## Pokazane wiersze
________

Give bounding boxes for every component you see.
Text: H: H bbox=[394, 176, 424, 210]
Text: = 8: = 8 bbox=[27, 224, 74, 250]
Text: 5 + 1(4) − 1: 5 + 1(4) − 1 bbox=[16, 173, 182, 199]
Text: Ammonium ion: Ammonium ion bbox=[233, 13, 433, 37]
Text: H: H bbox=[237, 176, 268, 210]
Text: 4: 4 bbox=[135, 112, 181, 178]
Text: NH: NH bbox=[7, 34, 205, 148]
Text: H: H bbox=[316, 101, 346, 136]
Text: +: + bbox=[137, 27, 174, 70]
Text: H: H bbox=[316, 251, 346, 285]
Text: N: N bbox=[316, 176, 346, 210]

________

Przedstaw wszystkie powyższe wiersze jako listę JSON z napisami, po jednym napisie na każdy wiersz. Puste wiersze pomiń.

[
  "Give bounding boxes for every component you see.",
  "Text: H: H bbox=[394, 176, 424, 210]",
  "Text: = 8: = 8 bbox=[27, 224, 74, 250]",
  "Text: 5 + 1(4) − 1: 5 + 1(4) − 1 bbox=[16, 173, 182, 199]",
  "Text: Ammonium ion: Ammonium ion bbox=[233, 13, 433, 37]",
  "Text: H: H bbox=[237, 176, 268, 210]",
  "Text: 4: 4 bbox=[135, 112, 181, 178]",
  "Text: NH: NH bbox=[7, 34, 205, 148]",
  "Text: H: H bbox=[316, 101, 346, 136]",
  "Text: +: + bbox=[137, 27, 174, 70]",
  "Text: H: H bbox=[316, 251, 346, 285]",
  "Text: N: N bbox=[316, 176, 346, 210]"
]